#### TASK TO CARRY OUT
Return the entries below in their exact form, leaving the pictures out.

#### DATA SHOWN
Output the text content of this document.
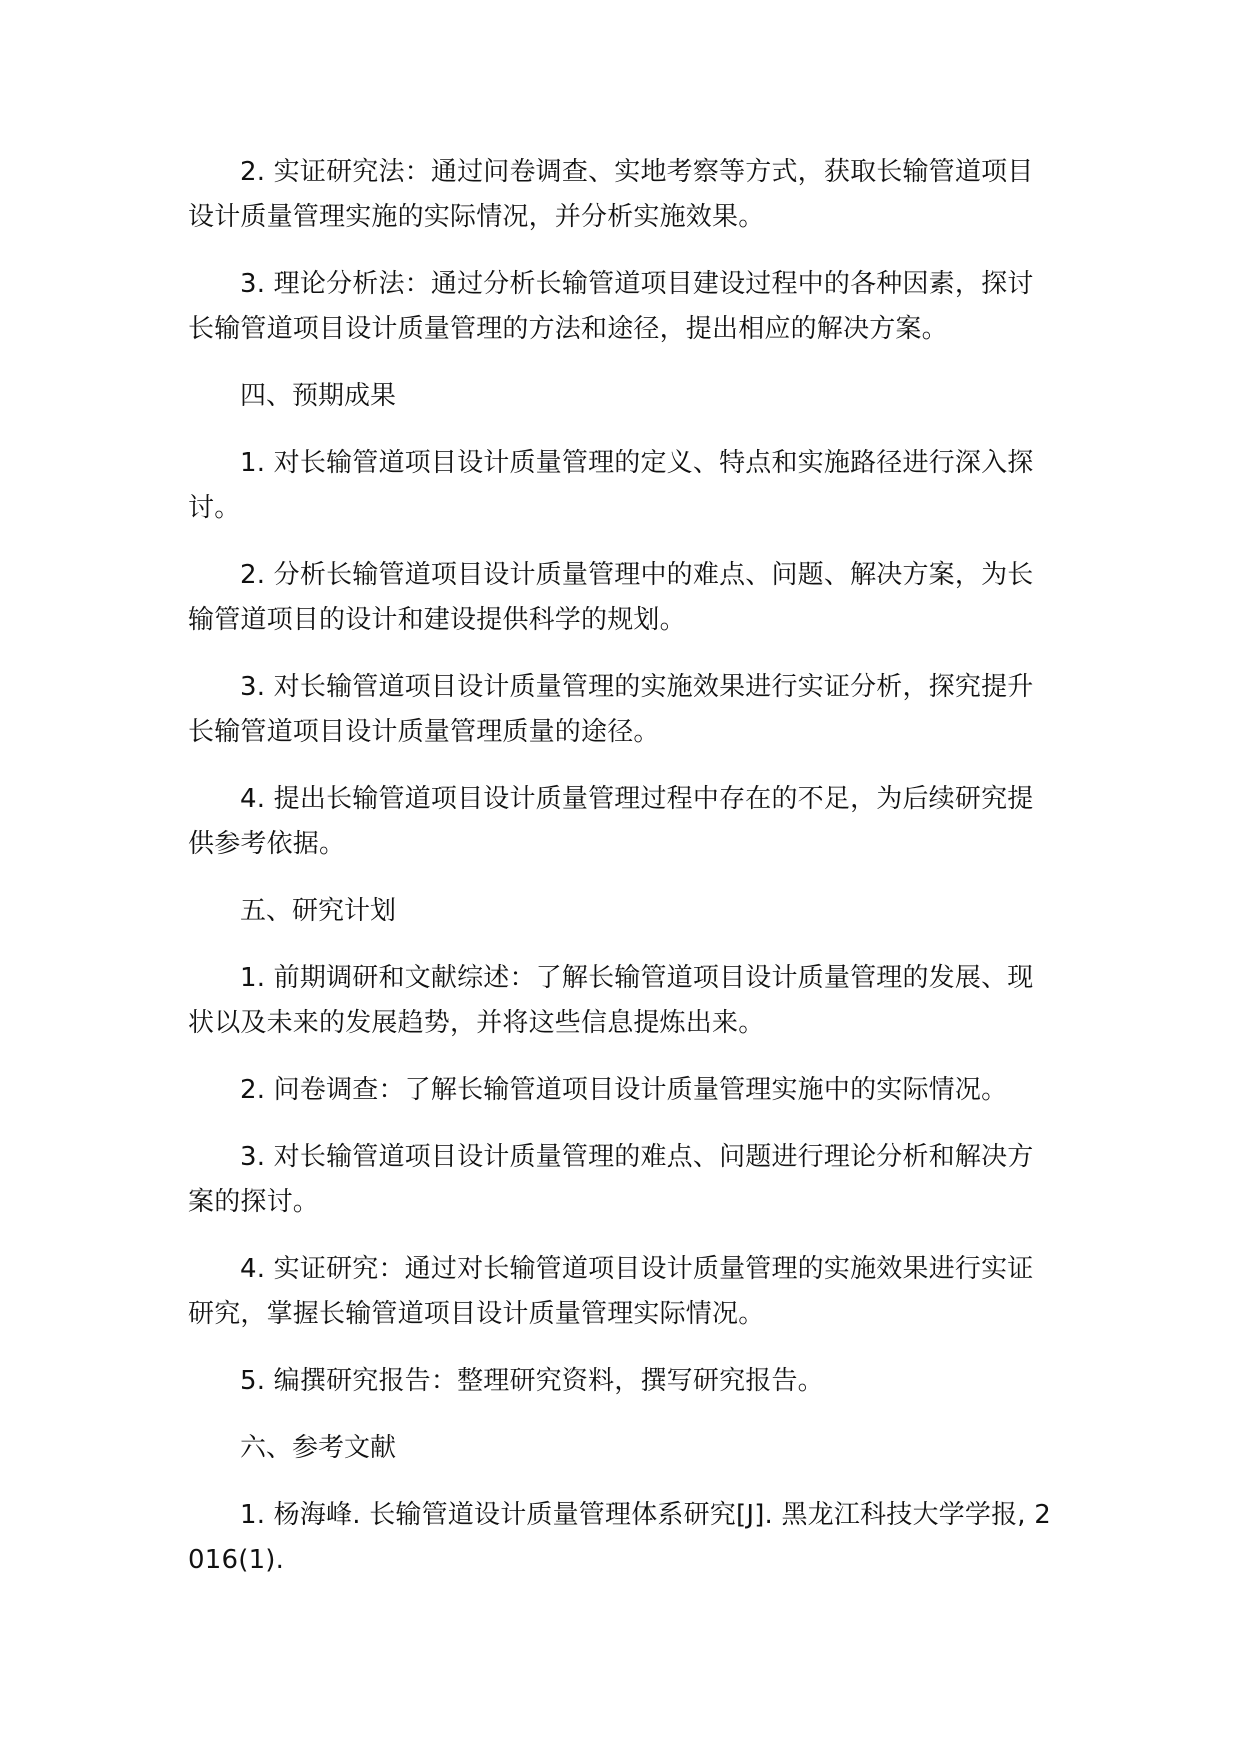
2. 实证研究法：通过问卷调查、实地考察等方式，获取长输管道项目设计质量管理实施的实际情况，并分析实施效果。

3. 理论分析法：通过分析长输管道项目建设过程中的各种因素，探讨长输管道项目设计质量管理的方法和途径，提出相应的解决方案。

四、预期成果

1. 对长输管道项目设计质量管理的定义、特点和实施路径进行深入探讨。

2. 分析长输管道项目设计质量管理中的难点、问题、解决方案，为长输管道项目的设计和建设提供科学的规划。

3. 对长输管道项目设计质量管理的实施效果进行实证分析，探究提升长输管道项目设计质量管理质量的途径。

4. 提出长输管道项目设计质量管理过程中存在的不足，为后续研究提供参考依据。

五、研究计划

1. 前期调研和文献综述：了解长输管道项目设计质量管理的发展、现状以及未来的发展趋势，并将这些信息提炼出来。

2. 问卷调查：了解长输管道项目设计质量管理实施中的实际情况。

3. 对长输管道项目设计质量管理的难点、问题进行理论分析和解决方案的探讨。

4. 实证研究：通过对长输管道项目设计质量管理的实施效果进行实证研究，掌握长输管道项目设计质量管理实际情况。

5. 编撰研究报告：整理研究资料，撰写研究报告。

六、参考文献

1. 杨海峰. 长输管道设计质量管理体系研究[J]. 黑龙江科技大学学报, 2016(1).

#### EXERCISE SOLUTION
Output the text content of this document.
2. 实证研究法：通过问卷调查、实地考察等方式，获取长输管道项目设计质量管理实施的实际情况，并分析实施效果。

3. 理论分析法：通过分析长输管道项目建设过程中的各种因素，探讨长输管道项目设计质量管理的方法和途径，提出相应的解决方案。

四、预期成果

1. 对长输管道项目设计质量管理的定义、特点和实施路径进行深入探讨。

2. 分析长输管道项目设计质量管理中的难点、问题、解决方案，为长输管道项目的设计和建设提供科学的规划。

3. 对长输管道项目设计质量管理的实施效果进行实证分析，探究提升长输管道项目设计质量管理质量的途径。

4. 提出长输管道项目设计质量管理过程中存在的不足，为后续研究提供参考依据。

五、研究计划

1. 前期调研和文献综述：了解长输管道项目设计质量管理的发展、现状以及未来的发展趋势，并将这些信息提炼出来。

2. 问卷调查：了解长输管道项目设计质量管理实施中的实际情况。

3. 对长输管道项目设计质量管理的难点、问题进行理论分析和解决方案的探讨。

4. 实证研究：通过对长输管道项目设计质量管理的实施效果进行实证研究，掌握长输管道项目设计质量管理实际情况。

5. 编撰研究报告：整理研究资料，撰写研究报告。

六、参考文献

1. 杨海峰. 长输管道设计质量管理体系研究[J]. 黑龙江科技大学学报, 2016(1).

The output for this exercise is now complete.